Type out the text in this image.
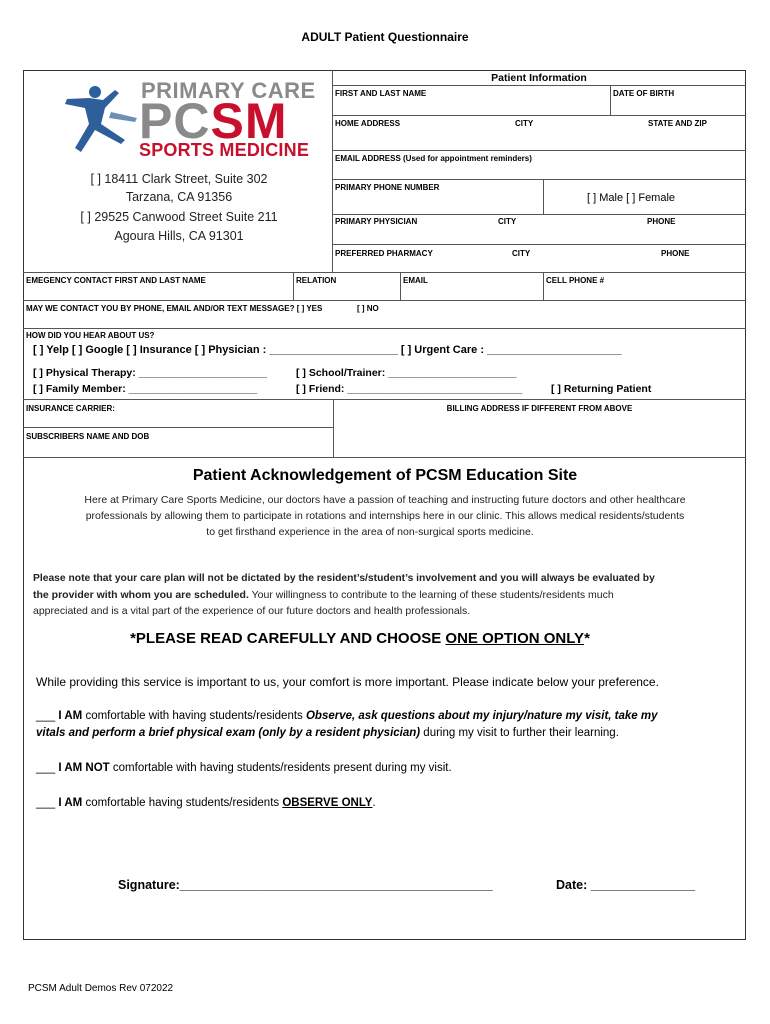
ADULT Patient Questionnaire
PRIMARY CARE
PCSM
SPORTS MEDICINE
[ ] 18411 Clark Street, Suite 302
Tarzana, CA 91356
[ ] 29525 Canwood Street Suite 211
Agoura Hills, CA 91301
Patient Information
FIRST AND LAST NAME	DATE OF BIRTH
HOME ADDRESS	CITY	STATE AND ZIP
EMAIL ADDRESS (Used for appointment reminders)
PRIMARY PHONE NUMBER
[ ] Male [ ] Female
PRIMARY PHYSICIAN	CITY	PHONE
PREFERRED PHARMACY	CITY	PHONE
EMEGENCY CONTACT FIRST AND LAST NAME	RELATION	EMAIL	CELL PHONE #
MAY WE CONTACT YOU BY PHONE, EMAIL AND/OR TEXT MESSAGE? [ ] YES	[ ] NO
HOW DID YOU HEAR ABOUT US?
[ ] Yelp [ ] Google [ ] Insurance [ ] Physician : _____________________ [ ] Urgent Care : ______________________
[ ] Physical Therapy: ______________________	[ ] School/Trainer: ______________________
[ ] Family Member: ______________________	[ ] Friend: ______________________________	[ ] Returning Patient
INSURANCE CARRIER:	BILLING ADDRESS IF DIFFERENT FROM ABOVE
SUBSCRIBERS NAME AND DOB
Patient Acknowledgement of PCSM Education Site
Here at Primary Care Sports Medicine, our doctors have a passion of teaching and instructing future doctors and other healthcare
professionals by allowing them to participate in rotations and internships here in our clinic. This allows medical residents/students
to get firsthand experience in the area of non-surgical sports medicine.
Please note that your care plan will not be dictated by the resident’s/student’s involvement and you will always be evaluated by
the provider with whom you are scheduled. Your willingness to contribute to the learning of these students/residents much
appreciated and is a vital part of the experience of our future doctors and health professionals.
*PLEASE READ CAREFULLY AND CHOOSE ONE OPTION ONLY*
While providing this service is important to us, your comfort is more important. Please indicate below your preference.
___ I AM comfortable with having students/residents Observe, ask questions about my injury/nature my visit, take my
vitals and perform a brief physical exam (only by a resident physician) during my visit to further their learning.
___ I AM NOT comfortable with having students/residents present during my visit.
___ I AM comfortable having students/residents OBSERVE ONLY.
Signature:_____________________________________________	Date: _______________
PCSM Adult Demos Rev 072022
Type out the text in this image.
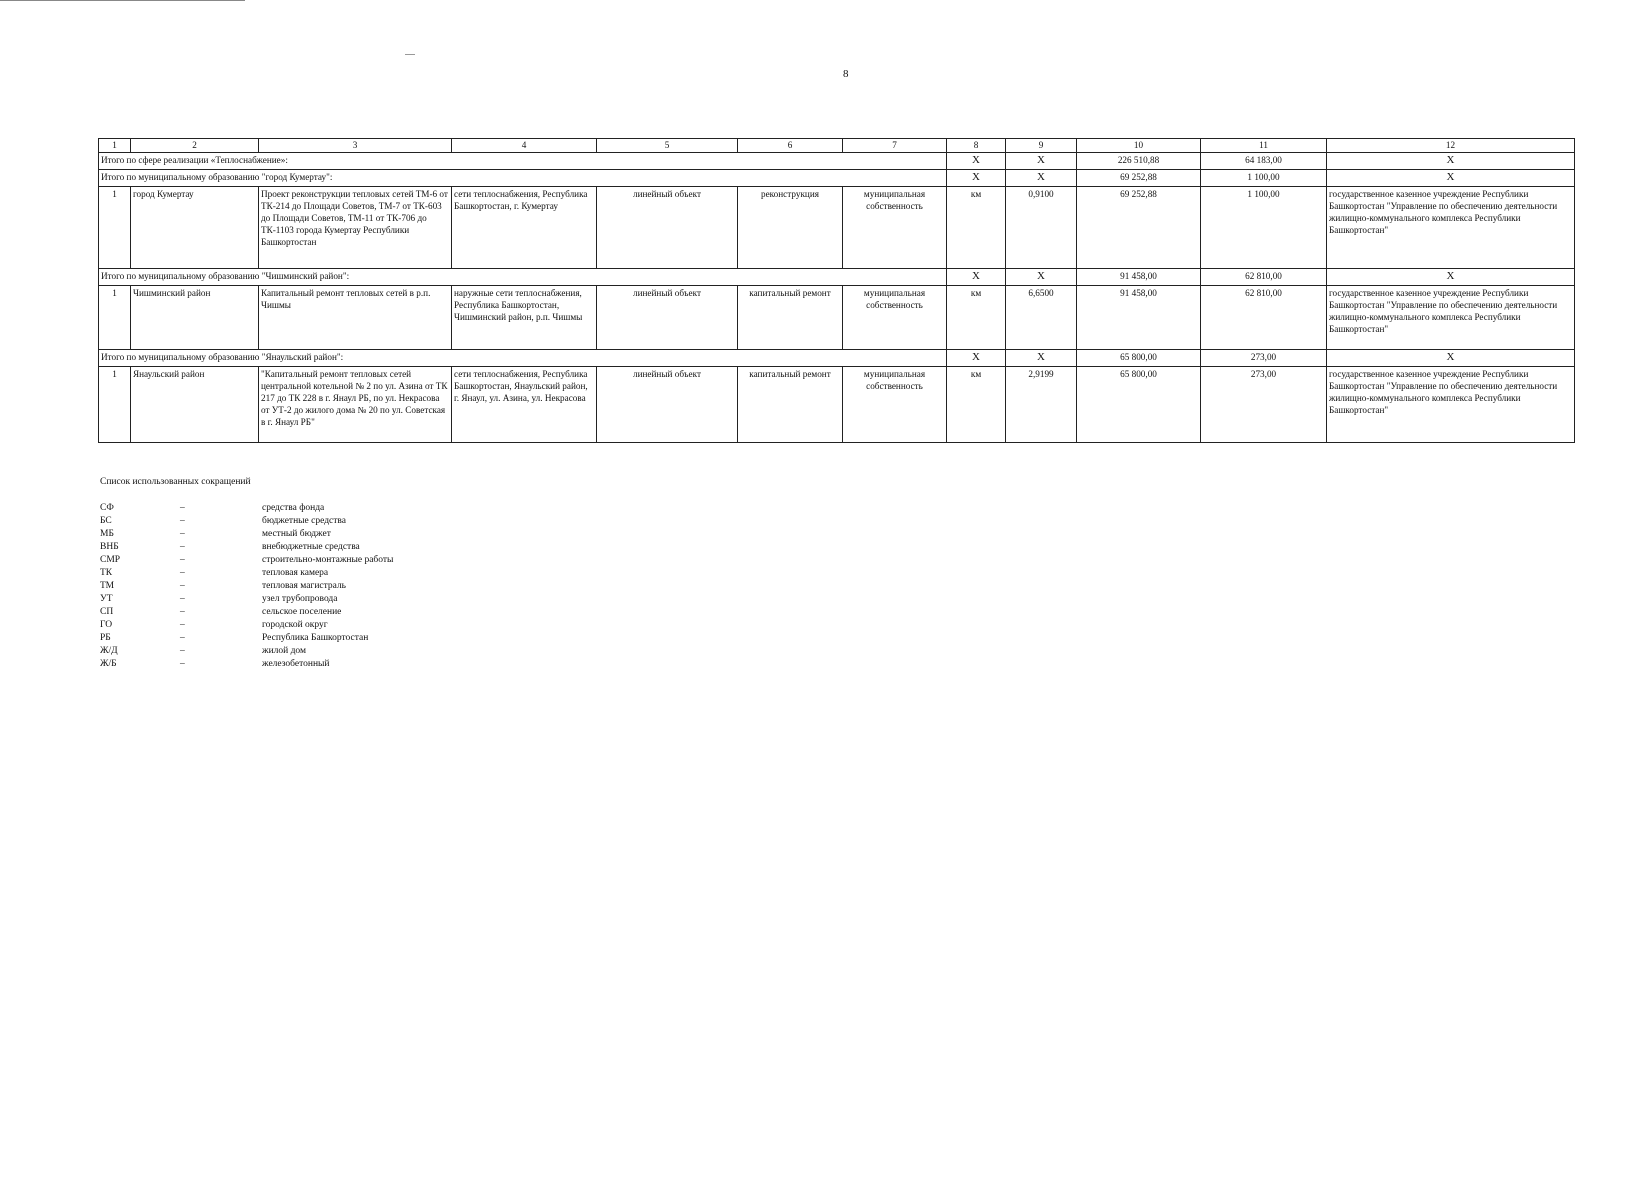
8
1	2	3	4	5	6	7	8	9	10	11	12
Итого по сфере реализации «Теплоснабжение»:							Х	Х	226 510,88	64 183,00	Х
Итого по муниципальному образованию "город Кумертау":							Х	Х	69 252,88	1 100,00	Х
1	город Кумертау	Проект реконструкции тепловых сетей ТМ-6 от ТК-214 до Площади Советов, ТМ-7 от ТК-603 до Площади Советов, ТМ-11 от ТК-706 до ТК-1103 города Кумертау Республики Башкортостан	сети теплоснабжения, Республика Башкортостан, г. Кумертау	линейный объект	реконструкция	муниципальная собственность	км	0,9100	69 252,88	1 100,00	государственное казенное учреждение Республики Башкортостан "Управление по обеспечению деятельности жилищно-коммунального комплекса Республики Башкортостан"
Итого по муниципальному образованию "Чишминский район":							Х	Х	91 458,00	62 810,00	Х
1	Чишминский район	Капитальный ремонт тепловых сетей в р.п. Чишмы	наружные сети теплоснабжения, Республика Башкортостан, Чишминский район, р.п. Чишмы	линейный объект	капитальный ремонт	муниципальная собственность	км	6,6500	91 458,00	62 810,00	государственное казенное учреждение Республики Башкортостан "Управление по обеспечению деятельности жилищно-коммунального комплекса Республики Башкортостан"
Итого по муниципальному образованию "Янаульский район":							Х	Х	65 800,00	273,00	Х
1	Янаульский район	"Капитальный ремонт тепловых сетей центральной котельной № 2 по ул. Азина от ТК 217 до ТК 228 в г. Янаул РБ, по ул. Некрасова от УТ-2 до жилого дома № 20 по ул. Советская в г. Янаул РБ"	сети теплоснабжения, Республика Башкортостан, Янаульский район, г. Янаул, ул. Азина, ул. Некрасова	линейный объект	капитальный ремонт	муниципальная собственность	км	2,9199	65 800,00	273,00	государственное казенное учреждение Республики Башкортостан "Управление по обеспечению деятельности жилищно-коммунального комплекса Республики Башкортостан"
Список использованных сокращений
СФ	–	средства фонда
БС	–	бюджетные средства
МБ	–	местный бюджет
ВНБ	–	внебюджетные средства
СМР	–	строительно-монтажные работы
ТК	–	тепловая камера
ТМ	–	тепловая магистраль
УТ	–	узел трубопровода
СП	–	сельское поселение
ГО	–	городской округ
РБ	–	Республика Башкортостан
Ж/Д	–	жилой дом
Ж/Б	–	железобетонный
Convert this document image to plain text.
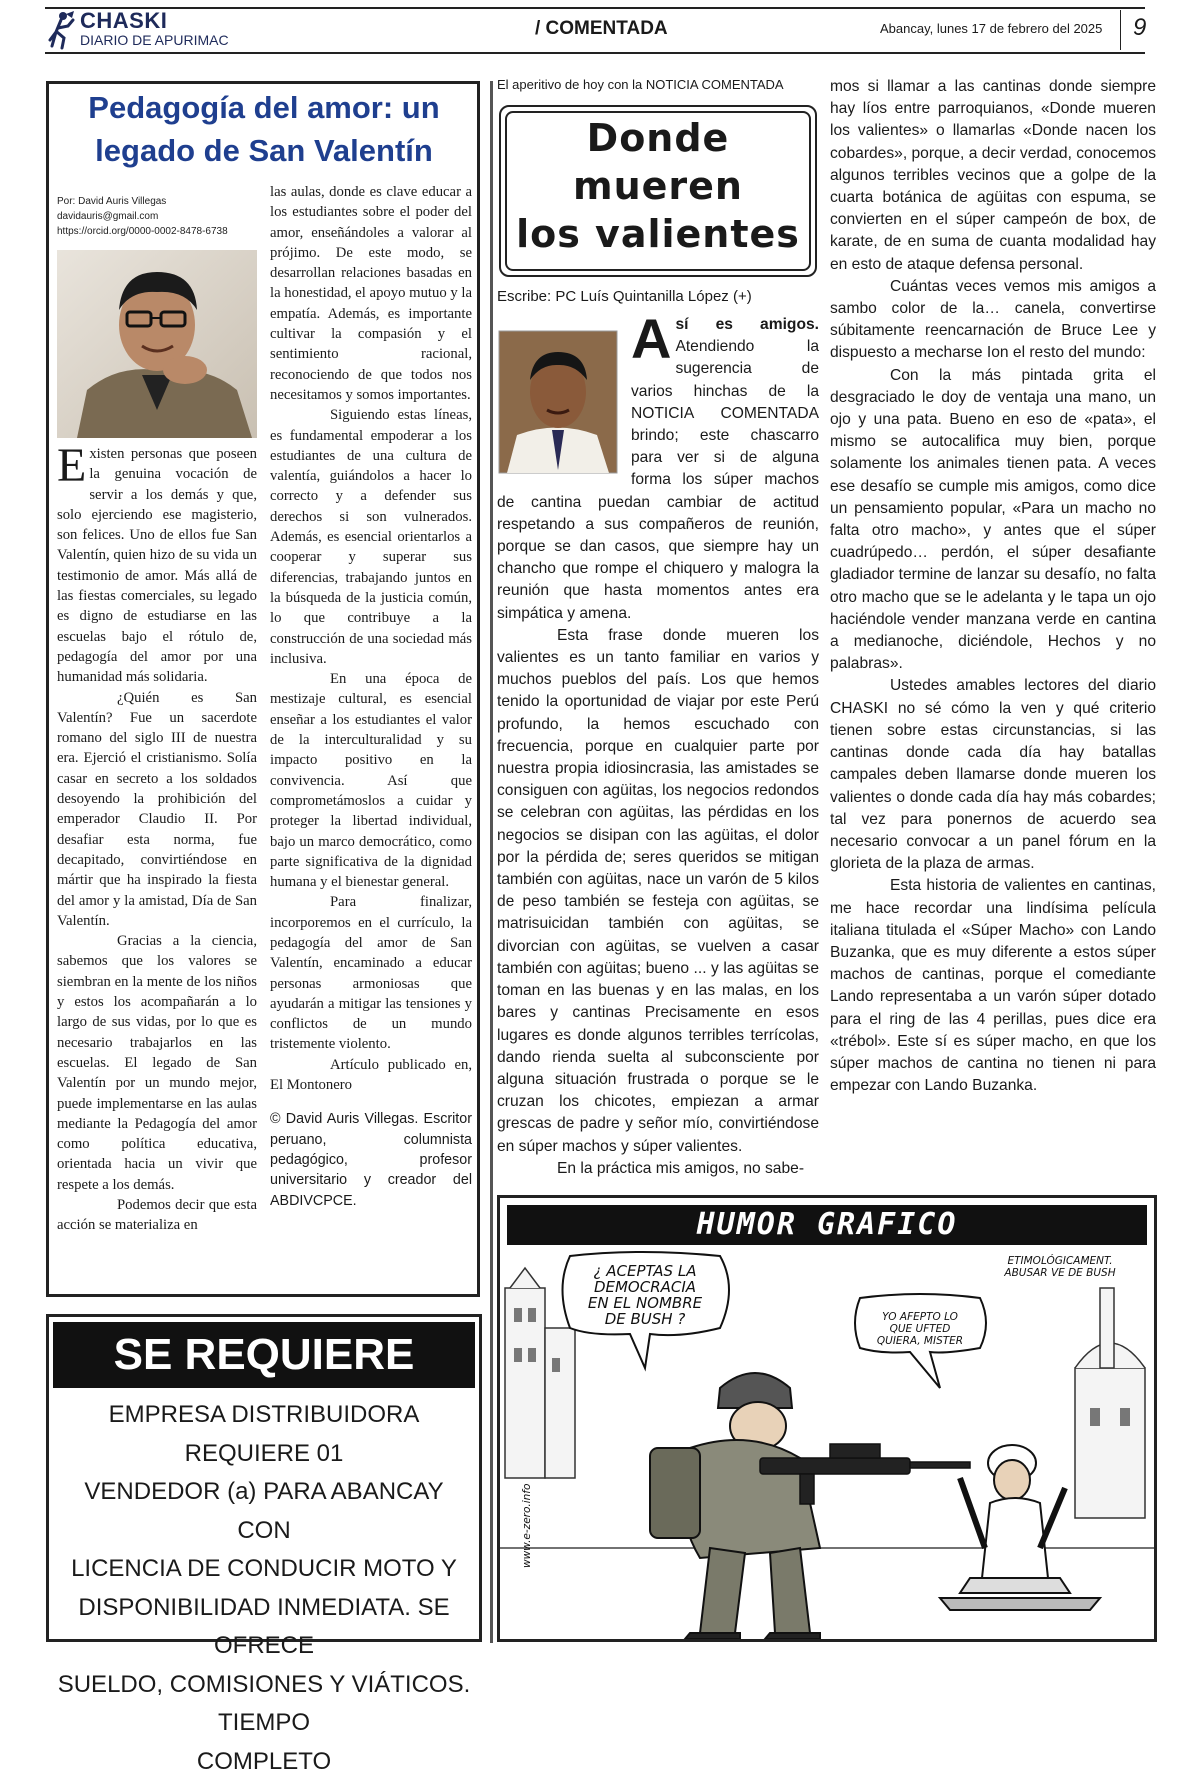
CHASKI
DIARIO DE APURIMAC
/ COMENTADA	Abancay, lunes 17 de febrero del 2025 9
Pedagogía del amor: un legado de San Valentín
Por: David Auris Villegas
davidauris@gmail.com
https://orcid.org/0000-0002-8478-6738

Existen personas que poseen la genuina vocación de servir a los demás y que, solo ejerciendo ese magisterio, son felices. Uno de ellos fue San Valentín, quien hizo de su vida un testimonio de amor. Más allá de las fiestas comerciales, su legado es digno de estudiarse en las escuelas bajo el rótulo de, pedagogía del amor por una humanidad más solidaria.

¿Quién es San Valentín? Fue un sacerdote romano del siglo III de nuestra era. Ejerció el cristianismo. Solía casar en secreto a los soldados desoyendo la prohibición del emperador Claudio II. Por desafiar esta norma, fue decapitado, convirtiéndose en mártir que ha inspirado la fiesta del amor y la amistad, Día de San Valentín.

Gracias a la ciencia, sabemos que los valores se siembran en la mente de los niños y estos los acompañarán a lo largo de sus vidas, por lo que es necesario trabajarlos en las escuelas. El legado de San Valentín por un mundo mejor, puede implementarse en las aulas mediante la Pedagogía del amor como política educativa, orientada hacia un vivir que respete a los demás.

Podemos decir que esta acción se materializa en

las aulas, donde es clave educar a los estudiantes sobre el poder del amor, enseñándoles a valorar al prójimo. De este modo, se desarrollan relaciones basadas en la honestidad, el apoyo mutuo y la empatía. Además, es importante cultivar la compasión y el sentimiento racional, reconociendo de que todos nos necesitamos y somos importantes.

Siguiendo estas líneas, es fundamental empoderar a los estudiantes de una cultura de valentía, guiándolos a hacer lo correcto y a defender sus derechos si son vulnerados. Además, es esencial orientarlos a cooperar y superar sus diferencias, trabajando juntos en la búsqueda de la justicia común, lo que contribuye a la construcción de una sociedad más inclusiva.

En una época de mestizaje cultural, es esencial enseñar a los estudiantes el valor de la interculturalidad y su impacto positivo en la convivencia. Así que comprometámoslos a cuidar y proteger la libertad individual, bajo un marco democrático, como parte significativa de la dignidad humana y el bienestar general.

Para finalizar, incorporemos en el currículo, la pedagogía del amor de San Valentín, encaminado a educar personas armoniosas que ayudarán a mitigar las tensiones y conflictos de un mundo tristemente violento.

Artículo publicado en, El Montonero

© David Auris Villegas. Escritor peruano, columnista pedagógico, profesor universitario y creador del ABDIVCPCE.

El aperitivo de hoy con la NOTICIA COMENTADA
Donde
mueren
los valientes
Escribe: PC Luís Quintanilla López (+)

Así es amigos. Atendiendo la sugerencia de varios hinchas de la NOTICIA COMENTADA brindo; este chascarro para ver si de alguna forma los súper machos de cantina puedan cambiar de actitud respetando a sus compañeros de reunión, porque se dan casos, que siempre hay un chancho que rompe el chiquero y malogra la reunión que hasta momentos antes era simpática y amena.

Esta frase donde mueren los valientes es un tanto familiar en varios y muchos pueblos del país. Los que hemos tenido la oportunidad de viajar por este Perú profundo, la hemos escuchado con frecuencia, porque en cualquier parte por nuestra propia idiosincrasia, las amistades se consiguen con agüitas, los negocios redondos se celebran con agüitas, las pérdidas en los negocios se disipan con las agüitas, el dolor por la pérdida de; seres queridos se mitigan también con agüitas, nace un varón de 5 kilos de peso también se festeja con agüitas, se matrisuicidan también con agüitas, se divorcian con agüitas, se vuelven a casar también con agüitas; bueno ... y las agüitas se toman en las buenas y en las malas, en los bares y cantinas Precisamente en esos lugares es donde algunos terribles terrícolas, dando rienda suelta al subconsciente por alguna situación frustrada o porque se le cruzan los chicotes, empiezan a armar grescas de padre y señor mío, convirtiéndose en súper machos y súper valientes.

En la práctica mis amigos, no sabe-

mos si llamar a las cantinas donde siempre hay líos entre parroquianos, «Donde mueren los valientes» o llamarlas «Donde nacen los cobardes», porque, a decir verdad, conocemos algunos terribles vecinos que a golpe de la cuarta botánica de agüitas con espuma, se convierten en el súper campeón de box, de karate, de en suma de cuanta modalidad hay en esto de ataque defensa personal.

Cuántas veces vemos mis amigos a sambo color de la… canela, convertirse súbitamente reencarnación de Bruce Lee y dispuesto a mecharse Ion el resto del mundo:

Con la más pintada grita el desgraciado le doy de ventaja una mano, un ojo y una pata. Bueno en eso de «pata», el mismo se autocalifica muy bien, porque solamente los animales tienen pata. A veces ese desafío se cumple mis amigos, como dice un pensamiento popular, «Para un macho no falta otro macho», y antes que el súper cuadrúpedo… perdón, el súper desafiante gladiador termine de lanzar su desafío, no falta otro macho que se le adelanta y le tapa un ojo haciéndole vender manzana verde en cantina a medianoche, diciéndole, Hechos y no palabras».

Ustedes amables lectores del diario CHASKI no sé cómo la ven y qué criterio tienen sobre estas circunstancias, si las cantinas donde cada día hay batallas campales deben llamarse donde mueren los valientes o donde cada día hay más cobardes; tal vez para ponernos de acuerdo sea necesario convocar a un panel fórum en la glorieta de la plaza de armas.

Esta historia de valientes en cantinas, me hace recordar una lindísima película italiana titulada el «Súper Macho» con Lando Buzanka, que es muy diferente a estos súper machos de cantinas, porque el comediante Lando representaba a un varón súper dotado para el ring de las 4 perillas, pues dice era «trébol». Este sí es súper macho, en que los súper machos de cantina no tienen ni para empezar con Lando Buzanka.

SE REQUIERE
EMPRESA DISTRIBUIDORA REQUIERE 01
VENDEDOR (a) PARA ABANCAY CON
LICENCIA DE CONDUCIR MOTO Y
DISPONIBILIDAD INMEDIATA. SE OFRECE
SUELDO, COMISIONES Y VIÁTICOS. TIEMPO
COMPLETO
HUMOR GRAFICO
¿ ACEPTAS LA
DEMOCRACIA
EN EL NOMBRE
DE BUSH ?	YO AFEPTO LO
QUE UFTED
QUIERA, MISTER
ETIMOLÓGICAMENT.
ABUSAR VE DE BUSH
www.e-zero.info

# # # #

What is asked: In the entries above, identify each line that includes the string "LAST", then copy it.

Task answer:
FIRST AND LAST NAME	DATE OF BIRTH
EMEGENCY CONTACT FIRST AND LAST NAME	RELATION	EMAIL	CELL PHONE #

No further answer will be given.